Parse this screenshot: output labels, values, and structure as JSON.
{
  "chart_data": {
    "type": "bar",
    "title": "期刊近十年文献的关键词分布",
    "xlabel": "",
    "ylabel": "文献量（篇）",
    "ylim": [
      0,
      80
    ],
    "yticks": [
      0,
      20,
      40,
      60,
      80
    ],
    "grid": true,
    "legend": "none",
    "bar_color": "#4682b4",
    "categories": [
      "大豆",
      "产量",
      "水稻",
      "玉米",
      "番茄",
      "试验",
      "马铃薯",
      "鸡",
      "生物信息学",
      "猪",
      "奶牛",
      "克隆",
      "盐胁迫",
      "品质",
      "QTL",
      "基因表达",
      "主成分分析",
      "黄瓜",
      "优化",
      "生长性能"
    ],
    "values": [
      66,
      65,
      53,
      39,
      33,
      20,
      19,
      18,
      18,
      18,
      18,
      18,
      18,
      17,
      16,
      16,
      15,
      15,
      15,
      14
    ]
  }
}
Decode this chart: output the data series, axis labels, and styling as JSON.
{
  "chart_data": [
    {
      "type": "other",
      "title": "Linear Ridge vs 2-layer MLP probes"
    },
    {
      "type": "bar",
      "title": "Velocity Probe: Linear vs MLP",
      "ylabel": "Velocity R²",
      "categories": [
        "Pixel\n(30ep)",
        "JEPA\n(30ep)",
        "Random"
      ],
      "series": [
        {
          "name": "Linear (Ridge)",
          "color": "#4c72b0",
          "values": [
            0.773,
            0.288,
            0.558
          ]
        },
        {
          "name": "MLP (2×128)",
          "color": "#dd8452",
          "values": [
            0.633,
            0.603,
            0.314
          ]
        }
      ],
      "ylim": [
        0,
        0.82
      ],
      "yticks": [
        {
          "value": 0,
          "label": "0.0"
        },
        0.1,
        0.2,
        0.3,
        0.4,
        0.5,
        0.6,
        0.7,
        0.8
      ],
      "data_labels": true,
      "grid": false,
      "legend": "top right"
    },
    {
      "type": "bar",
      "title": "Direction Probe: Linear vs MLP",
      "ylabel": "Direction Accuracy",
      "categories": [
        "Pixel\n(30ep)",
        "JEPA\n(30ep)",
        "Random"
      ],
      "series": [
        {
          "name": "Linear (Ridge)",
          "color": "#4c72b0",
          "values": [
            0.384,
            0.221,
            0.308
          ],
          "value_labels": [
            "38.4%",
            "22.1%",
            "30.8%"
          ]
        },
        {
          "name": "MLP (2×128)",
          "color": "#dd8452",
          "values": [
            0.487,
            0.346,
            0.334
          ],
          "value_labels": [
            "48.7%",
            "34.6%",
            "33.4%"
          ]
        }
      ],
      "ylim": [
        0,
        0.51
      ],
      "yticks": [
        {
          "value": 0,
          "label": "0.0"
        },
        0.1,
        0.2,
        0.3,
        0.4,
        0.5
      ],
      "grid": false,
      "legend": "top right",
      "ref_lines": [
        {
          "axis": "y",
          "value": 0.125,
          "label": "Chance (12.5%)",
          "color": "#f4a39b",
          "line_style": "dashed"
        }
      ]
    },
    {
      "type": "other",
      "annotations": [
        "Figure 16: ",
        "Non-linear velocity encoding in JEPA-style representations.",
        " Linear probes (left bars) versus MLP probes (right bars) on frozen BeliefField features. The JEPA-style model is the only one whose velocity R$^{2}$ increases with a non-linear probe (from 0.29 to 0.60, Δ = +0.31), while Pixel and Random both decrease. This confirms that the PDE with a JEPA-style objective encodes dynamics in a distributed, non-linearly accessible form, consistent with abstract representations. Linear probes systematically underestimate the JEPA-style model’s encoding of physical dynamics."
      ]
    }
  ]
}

- [Task statement]: All of the material above needs to be retyped word for word.

- [Full solution]:
Parse this screenshot: output labels, values, and structure as JSON.
{
  "chart_data": {
    "type": "bar",
    "title": "期刊近十年文献的关键词分布",
    "xlabel": "",
    "ylabel": "文献量（篇）",
    "ylim": [
      0,
      80
    ],
    "yticks": [
      0,
      20,
      40,
      60,
      80
    ],
    "grid": true,
    "legend": "none",
    "bar_color": "#4682b4",
    "categories": [
      "大豆",
      "产量",
      "水稻",
      "玉米",
      "番茄",
      "试验",
      "马铃薯",
      "鸡",
      "生物信息学",
      "猪",
      "奶牛",
      "克隆",
      "盐胁迫",
      "品质",
      "QTL",
      "基因表达",
      "主成分分析",
      "黄瓜",
      "优化",
      "生长性能"
    ],
    "values": [
      66,
      65,
      53,
      39,
      33,
      20,
      19,
      18,
      18,
      18,
      18,
      18,
      18,
      17,
      16,
      16,
      15,
      15,
      15,
      14
    ]
  }
}
Decode this chart: output the data series, axis labels, and styling as JSON.
{
  "chart_data": [
    {
      "type": "other",
      "title": "Linear Ridge vs 2-layer MLP probes"
    },
    {
      "type": "bar",
      "title": "Velocity Probe: Linear vs MLP",
      "ylabel": "Velocity R²",
      "categories": [
        "Pixel\n(30ep)",
        "JEPA\n(30ep)",
        "Random"
      ],
      "series": [
        {
          "name": "Linear (Ridge)",
          "color": "#4c72b0",
          "values": [
            0.773,
            0.288,
            0.558
          ]
        },
        {
          "name": "MLP (2×128)",
          "color": "#dd8452",
          "values": [
            0.633,
            0.603,
            0.314
          ]
        }
      ],
      "ylim": [
        0,
        0.82
      ],
      "yticks": [
        {
          "value": 0,
          "label": "0.0"
        },
        0.1,
        0.2,
        0.3,
        0.4,
        0.5,
        0.6,
        0.7,
        0.8
      ],
      "data_labels": true,
      "grid": false,
      "legend": "top right"
    },
    {
      "type": "bar",
      "title": "Direction Probe: Linear vs MLP",
      "ylabel": "Direction Accuracy",
      "categories": [
        "Pixel\n(30ep)",
        "JEPA\n(30ep)",
        "Random"
      ],
      "series": [
        {
          "name": "Linear (Ridge)",
          "color": "#4c72b0",
          "values": [
            0.384,
            0.221,
            0.308
          ],
          "value_labels": [
            "38.4%",
            "22.1%",
            "30.8%"
          ]
        },
        {
          "name": "MLP (2×128)",
          "color": "#dd8452",
          "values": [
            0.487,
            0.346,
            0.334
          ],
          "value_labels": [
            "48.7%",
            "34.6%",
            "33.4%"
          ]
        }
      ],
      "ylim": [
        0,
        0.51
      ],
      "yticks": [
        {
          "value": 0,
          "label": "0.0"
        },
        0.1,
        0.2,
        0.3,
        0.4,
        0.5
      ],
      "grid": false,
      "legend": "top right",
      "ref_lines": [
        {
          "axis": "y",
          "value": 0.125,
          "label": "Chance (12.5%)",
          "color": "#f4a39b",
          "line_style": "dashed"
        }
      ]
    },
    {
      "type": "other",
      "annotations": [
        "Figure 16: ",
        "Non-linear velocity encoding in JEPA-style representations.",
        " Linear probes (left bars) versus MLP probes (right bars) on frozen BeliefField features. The JEPA-style model is the only one whose velocity R$^{2}$ increases with a non-linear probe (from 0.29 to 0.60, Δ = +0.31), while Pixel and Random both decrease. This confirms that the PDE with a JEPA-style objective encodes dynamics in a distributed, non-linearly accessible form, consistent with abstract representations. Linear probes systematically underestimate the JEPA-style model’s encoding of physical dynamics."
      ]
    }
  ]
}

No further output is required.